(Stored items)
• • •

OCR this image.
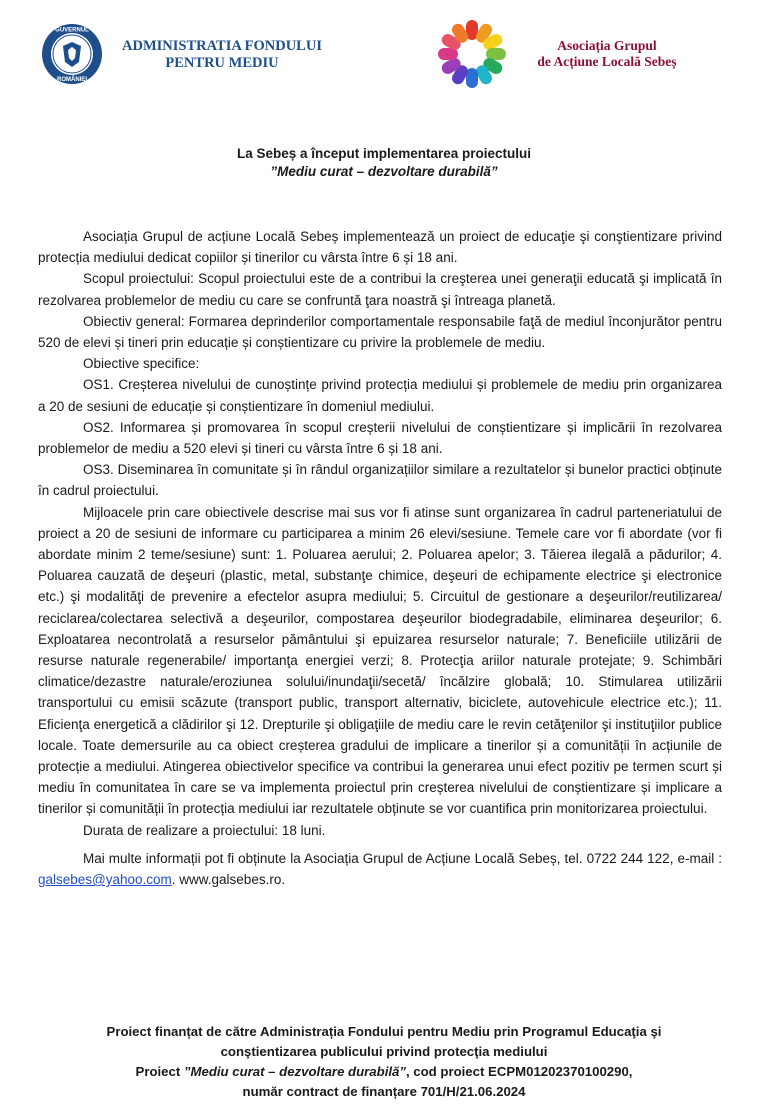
GUVERNUL
ROMÂNIEI
ADMINISTRATIA FONDULUI
PENTRU MEDIU
Asociația Grupul
de Acțiune Locală Sebeș
La Sebeș a început implementarea proiectului
”Mediu curat – dezvoltare durabilă”

Asociația Grupul de acțiune Locală Sebeș implementează un proiect de educaţie şi conştientizare privind protecția mediului dedicat copiilor și tinerilor cu vârsta între 6 și 18 ani.

Scopul proiectului: Scopul proiectului este de a contribui la creşterea unei generaţii educată şi implicată în rezolvarea problemelor de mediu cu care se confruntă ţara noastră şi întreaga planetă.

Obiectiv general: Formarea deprinderilor comportamentale responsabile faţă de mediul înconjurător pentru 520 de elevi și tineri prin educație și conștientizare cu privire la problemele de mediu.

Obiective specifice:

OS1. Creșterea nivelului de cunoștințe privind protecția mediului și problemele de mediu prin organizarea a 20 de sesiuni de educație și conștientizare în domeniul mediului.

OS2. Informarea și promovarea în scopul creșterii nivelului de conștientizare și implicării în rezolvarea problemelor de mediu a 520 elevi și tineri cu vârsta între 6 și 18 ani.

OS3. Diseminarea în comunitate și în rândul organizațiilor similare a rezultatelor și bunelor practici obținute în cadrul proiectului.

Mijloacele prin care obiectivele descrise mai sus vor fi atinse sunt organizarea în cadrul parteneriatului de proiect a 20 de sesiuni de informare cu participarea a minim 26 elevi/sesiune. Temele care vor fi abordate (vor fi abordate minim 2 teme/sesiune) sunt: 1. Poluarea aerului; 2. Poluarea apelor; 3. Tăierea ilegală a pădurilor; 4. Poluarea cauzată de deşeuri (plastic, metal, substanţe chimice, deşeuri de echipamente electrice şi electronice etc.) şi modalităţi de prevenire a efectelor asupra mediului; 5. Circuitul de gestionare a deşeurilor/reutilizarea/ reciclarea/colectarea selectivă a deşeurilor, compostarea deşeurilor biodegradabile, eliminarea deşeurilor; 6. Exploatarea necontrolată a resurselor pământului şi epuizarea resurselor naturale; 7. Beneficiile utilizării de resurse naturale regenerabile/ importanţa energiei verzi; 8. Protecţia ariilor naturale protejate; 9. Schimbări climatice/dezastre naturale/eroziunea solului/inundaţii/secetă/ încălzire globală; 10. Stimularea utilizării transportului cu emisii scăzute (transport public, transport alternativ, biciclete, autovehicule electrice etc.); 11. Eficienţa energetică a clădirilor şi 12. Drepturile şi obligaţiile de mediu care le revin cetăţenilor şi instituţiilor publice locale. Toate demersurile au ca obiect creșterea gradului de implicare a tinerilor și a comunității în acțiunile de protecție a mediului. Atingerea obiectivelor specifice va contribui la generarea unui efect pozitiv pe termen scurt și mediu în comunitatea în care se va implementa proiectul prin creșterea nivelului de conștientizare și implicare a tinerilor și comunității în protecția mediului iar rezultatele obținute se vor cuantifica prin monitorizarea proiectului.

Durata de realizare a proiectului: 18 luni.

Mai multe informații pot fi obținute la Asociația Grupul de Acțiune Locală Sebeș, tel. 0722 244 122, e-mail : galsebes@yahoo.com. www.galsebes.ro.

Proiect finanțat de către Administrația Fondului pentru Mediu prin Programul Educaţia şi
conştientizarea publicului privind protecţia mediului
Proiect ”Mediu curat – dezvoltare durabilă”, cod proiect ECPM01202370100290,
număr contract de finanțare 701/H/21.06.2024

• • •

* Instructions for the task *
Leave out the pictures and copy the rest of the material above exactly.

* Exercise output *
OCR this image.
GUVERNUL
ROMÂNIEI
ADMINISTRATIA FONDULUI
PENTRU MEDIU
Asociația Grupul
de Acțiune Locală Sebeș
La Sebeș a început implementarea proiectului
”Mediu curat – dezvoltare durabilă”

Asociația Grupul de acțiune Locală Sebeș implementează un proiect de educaţie şi conştientizare privind protecția mediului dedicat copiilor și tinerilor cu vârsta între 6 și 18 ani.

Scopul proiectului: Scopul proiectului este de a contribui la creşterea unei generaţii educată şi implicată în rezolvarea problemelor de mediu cu care se confruntă ţara noastră şi întreaga planetă.

Obiectiv general: Formarea deprinderilor comportamentale responsabile faţă de mediul înconjurător pentru 520 de elevi și tineri prin educație și conștientizare cu privire la problemele de mediu.

Obiective specifice:

OS1. Creșterea nivelului de cunoștințe privind protecția mediului și problemele de mediu prin organizarea a 20 de sesiuni de educație și conștientizare în domeniul mediului.

OS2. Informarea și promovarea în scopul creșterii nivelului de conștientizare și implicării în rezolvarea problemelor de mediu a 520 elevi și tineri cu vârsta între 6 și 18 ani.

OS3. Diseminarea în comunitate și în rândul organizațiilor similare a rezultatelor și bunelor practici obținute în cadrul proiectului.

Mijloacele prin care obiectivele descrise mai sus vor fi atinse sunt organizarea în cadrul parteneriatului de proiect a 20 de sesiuni de informare cu participarea a minim 26 elevi/sesiune. Temele care vor fi abordate (vor fi abordate minim 2 teme/sesiune) sunt: 1. Poluarea aerului; 2. Poluarea apelor; 3. Tăierea ilegală a pădurilor; 4. Poluarea cauzată de deşeuri (plastic, metal, substanţe chimice, deşeuri de echipamente electrice şi electronice etc.) şi modalităţi de prevenire a efectelor asupra mediului; 5. Circuitul de gestionare a deşeurilor/reutilizarea/ reciclarea/colectarea selectivă a deşeurilor, compostarea deşeurilor biodegradabile, eliminarea deşeurilor; 6. Exploatarea necontrolată a resurselor pământului şi epuizarea resurselor naturale; 7. Beneficiile utilizării de resurse naturale regenerabile/ importanţa energiei verzi; 8. Protecţia ariilor naturale protejate; 9. Schimbări climatice/dezastre naturale/eroziunea solului/inundaţii/secetă/ încălzire globală; 10. Stimularea utilizării transportului cu emisii scăzute (transport public, transport alternativ, biciclete, autovehicule electrice etc.); 11. Eficienţa energetică a clădirilor şi 12. Drepturile şi obligaţiile de mediu care le revin cetăţenilor şi instituţiilor publice locale. Toate demersurile au ca obiect creșterea gradului de implicare a tinerilor și a comunității în acțiunile de protecție a mediului. Atingerea obiectivelor specifice va contribui la generarea unui efect pozitiv pe termen scurt și mediu în comunitatea în care se va implementa proiectul prin creșterea nivelului de conștientizare și implicare a tinerilor și comunității în protecția mediului iar rezultatele obținute se vor cuantifica prin monitorizarea proiectului.

Durata de realizare a proiectului: 18 luni.

Mai multe informații pot fi obținute la Asociația Grupul de Acțiune Locală Sebeș, tel. 0722 244 122, e-mail : galsebes@yahoo.com. www.galsebes.ro.

Proiect finanțat de către Administrația Fondului pentru Mediu prin Programul Educaţia şi
conştientizarea publicului privind protecţia mediului
Proiect ”Mediu curat – dezvoltare durabilă”, cod proiect ECPM01202370100290,
număr contract de finanțare 701/H/21.06.2024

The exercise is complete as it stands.